*To do*:
Reproduce all of the data word for word.

Records from a collection of figures:
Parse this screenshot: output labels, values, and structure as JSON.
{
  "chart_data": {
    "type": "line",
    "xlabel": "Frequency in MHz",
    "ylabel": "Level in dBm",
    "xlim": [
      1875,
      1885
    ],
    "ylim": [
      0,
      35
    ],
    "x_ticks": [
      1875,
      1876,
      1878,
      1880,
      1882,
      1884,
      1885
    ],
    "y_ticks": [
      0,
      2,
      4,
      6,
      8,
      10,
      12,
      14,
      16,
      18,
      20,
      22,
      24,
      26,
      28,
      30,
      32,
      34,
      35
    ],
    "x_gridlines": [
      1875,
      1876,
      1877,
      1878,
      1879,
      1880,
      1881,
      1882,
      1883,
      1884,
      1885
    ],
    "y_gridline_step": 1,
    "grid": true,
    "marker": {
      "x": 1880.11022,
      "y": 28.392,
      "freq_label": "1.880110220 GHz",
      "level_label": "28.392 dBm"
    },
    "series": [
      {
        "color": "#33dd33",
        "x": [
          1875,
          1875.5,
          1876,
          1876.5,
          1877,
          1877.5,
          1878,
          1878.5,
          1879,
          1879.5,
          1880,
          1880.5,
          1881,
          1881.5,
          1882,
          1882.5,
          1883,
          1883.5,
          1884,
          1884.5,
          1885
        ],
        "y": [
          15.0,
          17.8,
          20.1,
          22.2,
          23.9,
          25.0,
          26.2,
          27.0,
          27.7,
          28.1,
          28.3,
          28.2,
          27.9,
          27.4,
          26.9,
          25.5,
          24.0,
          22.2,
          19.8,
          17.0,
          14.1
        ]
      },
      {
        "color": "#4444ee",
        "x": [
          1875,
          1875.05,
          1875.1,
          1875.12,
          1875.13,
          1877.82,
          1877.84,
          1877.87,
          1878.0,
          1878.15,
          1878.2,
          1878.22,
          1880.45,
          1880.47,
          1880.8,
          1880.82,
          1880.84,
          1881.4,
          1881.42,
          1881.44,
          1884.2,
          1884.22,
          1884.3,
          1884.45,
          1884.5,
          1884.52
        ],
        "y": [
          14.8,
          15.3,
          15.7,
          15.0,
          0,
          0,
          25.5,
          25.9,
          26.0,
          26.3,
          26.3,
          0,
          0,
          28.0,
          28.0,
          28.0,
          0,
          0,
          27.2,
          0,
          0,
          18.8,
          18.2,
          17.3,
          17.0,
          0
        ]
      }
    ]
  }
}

*In response*:
Parse this screenshot: output labels, values, and structure as JSON.
{
  "chart_data": {
    "type": "line",
    "xlabel": "Frequency in MHz",
    "ylabel": "Level in dBm",
    "xlim": [
      1875,
      1885
    ],
    "ylim": [
      0,
      35
    ],
    "x_ticks": [
      1875,
      1876,
      1878,
      1880,
      1882,
      1884,
      1885
    ],
    "y_ticks": [
      0,
      2,
      4,
      6,
      8,
      10,
      12,
      14,
      16,
      18,
      20,
      22,
      24,
      26,
      28,
      30,
      32,
      34,
      35
    ],
    "x_gridlines": [
      1875,
      1876,
      1877,
      1878,
      1879,
      1880,
      1881,
      1882,
      1883,
      1884,
      1885
    ],
    "y_gridline_step": 1,
    "grid": true,
    "marker": {
      "x": 1880.11022,
      "y": 28.392,
      "freq_label": "1.880110220 GHz",
      "level_label": "28.392 dBm"
    },
    "series": [
      {
        "color": "#33dd33",
        "x": [
          1875,
          1875.5,
          1876,
          1876.5,
          1877,
          1877.5,
          1878,
          1878.5,
          1879,
          1879.5,
          1880,
          1880.5,
          1881,
          1881.5,
          1882,
          1882.5,
          1883,
          1883.5,
          1884,
          1884.5,
          1885
        ],
        "y": [
          15.0,
          17.8,
          20.1,
          22.2,
          23.9,
          25.0,
          26.2,
          27.0,
          27.7,
          28.1,
          28.3,
          28.2,
          27.9,
          27.4,
          26.9,
          25.5,
          24.0,
          22.2,
          19.8,
          17.0,
          14.1
        ]
      },
      {
        "color": "#4444ee",
        "x": [
          1875,
          1875.05,
          1875.1,
          1875.12,
          1875.13,
          1877.82,
          1877.84,
          1877.87,
          1878.0,
          1878.15,
          1878.2,
          1878.22,
          1880.45,
          1880.47,
          1880.8,
          1880.82,
          1880.84,
          1881.4,
          1881.42,
          1881.44,
          1884.2,
          1884.22,
          1884.3,
          1884.45,
          1884.5,
          1884.52
        ],
        "y": [
          14.8,
          15.3,
          15.7,
          15.0,
          0,
          0,
          25.5,
          25.9,
          26.0,
          26.3,
          26.3,
          0,
          0,
          28.0,
          28.0,
          28.0,
          0,
          0,
          27.2,
          0,
          0,
          18.8,
          18.2,
          17.3,
          17.0,
          0
        ]
      }
    ]
  }
}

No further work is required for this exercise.